Extracted records:
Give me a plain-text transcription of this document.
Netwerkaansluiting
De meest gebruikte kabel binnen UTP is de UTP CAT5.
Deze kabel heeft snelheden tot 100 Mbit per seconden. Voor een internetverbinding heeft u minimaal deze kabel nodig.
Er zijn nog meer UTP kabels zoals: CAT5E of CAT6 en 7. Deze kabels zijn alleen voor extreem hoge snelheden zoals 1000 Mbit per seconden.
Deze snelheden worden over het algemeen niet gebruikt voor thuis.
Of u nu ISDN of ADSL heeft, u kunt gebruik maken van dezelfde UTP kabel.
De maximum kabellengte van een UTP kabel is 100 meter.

- _SET TASK_:
Repeat all of the records above exactly as they appear.

- _OUTPUT FOR THIS TASK_:
Give me a plain-text transcription of this document.
Netwerkaansluiting
De meest gebruikte kabel binnen UTP is de UTP CAT5.
Deze kabel heeft snelheden tot 100 Mbit per seconden. Voor een internetverbinding heeft u minimaal deze kabel nodig.
Er zijn nog meer UTP kabels zoals: CAT5E of CAT6 en 7. Deze kabels zijn alleen voor extreem hoge snelheden zoals 1000 Mbit per seconden.
Deze snelheden worden over het algemeen niet gebruikt voor thuis.
Of u nu ISDN of ADSL heeft, u kunt gebruik maken van dezelfde UTP kabel.
De maximum kabellengte van een UTP kabel is 100 meter.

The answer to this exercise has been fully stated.